::: Information provided
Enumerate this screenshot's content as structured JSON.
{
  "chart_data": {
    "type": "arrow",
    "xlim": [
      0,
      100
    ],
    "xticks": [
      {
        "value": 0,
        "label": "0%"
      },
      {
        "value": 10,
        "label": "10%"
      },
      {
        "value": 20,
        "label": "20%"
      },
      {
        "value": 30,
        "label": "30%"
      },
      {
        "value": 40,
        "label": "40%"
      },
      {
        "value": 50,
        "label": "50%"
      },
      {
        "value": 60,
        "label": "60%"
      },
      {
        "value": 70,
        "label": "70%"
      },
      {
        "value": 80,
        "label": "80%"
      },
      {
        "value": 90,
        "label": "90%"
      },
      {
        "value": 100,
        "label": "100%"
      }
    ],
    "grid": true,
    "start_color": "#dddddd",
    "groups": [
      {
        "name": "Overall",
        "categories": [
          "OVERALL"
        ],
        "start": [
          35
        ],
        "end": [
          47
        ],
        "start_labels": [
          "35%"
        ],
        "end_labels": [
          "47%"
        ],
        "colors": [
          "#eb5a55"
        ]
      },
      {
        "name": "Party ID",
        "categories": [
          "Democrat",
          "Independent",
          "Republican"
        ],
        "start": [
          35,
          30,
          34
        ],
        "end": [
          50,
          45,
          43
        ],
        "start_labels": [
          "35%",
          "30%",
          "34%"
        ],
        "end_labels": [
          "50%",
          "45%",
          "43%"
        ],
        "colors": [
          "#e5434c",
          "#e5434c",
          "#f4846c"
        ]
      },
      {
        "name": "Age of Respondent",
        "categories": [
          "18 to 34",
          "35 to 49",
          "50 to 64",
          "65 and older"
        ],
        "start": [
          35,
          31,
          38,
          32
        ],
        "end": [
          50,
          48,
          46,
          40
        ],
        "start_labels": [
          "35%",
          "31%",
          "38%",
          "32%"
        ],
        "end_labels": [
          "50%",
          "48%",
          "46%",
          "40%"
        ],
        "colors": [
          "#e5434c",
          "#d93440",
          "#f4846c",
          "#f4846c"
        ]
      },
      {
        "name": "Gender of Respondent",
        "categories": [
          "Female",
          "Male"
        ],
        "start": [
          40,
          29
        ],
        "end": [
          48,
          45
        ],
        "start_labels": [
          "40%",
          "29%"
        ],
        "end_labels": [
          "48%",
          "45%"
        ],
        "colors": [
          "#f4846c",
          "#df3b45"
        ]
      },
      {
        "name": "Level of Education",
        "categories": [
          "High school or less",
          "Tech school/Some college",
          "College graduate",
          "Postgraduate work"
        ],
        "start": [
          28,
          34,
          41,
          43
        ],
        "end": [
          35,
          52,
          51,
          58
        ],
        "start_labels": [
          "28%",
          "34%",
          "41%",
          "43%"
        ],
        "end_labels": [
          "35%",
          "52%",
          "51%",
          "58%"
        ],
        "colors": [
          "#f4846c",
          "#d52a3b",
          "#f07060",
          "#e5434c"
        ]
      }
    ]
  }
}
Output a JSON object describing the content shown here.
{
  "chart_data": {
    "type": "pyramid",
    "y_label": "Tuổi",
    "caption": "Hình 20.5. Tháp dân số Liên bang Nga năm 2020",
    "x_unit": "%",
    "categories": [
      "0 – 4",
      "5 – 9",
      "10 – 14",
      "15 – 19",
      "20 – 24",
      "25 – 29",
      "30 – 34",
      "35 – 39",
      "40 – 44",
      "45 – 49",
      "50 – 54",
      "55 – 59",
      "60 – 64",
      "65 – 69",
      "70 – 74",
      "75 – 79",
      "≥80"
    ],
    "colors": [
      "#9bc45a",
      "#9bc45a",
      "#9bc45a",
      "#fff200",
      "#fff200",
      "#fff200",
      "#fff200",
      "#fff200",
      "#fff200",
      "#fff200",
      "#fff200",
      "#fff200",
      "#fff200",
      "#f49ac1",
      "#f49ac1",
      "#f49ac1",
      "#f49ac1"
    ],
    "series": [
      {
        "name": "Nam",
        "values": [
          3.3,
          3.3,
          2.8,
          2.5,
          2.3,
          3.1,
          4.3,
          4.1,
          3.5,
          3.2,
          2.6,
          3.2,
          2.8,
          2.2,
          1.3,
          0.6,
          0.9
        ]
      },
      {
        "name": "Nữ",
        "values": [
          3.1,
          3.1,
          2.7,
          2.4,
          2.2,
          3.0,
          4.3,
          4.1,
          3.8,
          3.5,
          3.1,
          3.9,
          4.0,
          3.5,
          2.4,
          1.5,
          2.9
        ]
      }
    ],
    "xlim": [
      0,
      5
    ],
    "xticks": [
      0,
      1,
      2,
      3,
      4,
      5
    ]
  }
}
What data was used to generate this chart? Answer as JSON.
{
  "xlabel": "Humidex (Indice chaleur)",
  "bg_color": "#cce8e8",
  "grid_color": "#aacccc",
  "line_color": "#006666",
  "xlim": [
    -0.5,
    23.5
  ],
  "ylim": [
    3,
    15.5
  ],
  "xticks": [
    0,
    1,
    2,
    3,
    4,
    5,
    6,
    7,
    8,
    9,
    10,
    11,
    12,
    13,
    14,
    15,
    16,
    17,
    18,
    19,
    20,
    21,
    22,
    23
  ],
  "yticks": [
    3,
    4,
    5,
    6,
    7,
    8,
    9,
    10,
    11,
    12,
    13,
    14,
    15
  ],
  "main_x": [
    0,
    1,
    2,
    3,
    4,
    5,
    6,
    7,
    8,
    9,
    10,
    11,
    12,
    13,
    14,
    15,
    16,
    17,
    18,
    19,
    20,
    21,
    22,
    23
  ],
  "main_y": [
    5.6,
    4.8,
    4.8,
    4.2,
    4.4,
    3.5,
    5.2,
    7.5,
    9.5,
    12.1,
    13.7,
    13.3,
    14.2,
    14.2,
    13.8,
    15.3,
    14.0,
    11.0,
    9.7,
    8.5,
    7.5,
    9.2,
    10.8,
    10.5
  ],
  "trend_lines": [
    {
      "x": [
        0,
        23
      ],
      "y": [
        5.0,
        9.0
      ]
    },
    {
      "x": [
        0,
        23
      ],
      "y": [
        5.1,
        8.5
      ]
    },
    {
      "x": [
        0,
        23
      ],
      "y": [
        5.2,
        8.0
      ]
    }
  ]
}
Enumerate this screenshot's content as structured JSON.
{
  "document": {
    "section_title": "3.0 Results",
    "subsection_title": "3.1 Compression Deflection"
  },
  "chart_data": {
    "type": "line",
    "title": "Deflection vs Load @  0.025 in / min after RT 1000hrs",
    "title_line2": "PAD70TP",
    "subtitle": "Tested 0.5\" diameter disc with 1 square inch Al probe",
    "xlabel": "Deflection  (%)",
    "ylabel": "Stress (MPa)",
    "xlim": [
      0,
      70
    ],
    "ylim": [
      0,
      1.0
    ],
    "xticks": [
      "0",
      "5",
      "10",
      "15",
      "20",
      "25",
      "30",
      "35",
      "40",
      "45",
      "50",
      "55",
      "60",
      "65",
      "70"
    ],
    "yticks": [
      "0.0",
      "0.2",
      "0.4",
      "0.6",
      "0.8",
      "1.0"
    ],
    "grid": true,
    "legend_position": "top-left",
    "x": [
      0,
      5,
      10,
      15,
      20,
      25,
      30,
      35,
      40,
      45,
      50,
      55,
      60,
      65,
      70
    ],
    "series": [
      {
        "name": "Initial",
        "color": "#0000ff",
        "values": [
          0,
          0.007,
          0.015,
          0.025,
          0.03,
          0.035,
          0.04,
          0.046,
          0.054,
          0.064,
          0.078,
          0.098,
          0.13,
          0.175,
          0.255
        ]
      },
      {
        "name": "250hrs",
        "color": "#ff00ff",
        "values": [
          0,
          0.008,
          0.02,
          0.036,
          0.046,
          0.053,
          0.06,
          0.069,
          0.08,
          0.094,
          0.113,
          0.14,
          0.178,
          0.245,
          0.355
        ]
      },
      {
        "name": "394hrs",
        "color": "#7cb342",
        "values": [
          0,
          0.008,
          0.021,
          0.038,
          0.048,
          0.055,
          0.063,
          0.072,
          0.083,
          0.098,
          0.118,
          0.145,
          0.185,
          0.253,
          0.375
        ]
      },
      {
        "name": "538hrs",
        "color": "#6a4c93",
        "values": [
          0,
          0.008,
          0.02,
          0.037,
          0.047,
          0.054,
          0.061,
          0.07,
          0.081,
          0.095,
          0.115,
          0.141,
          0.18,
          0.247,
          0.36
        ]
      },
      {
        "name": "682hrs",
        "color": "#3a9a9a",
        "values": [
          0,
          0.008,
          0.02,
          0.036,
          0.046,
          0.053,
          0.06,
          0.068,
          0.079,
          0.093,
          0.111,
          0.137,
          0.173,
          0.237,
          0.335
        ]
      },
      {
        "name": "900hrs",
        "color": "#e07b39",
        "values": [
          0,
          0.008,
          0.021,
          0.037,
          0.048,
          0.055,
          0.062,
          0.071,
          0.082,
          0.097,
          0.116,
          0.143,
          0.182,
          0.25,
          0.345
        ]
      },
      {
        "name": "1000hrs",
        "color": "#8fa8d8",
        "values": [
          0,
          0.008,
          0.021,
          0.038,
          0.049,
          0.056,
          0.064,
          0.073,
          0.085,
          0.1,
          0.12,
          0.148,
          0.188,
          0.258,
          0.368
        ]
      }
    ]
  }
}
::::::
§ Stated goal:
Go through the records above, find every line with the word "JSON", and list those lines.

§ Expected answer:
Enumerate this screenshot's content as structured JSON.
Output a JSON object describing the content shown here.
What data was used to generate this chart? Answer as JSON.
Enumerate this screenshot's content as structured JSON.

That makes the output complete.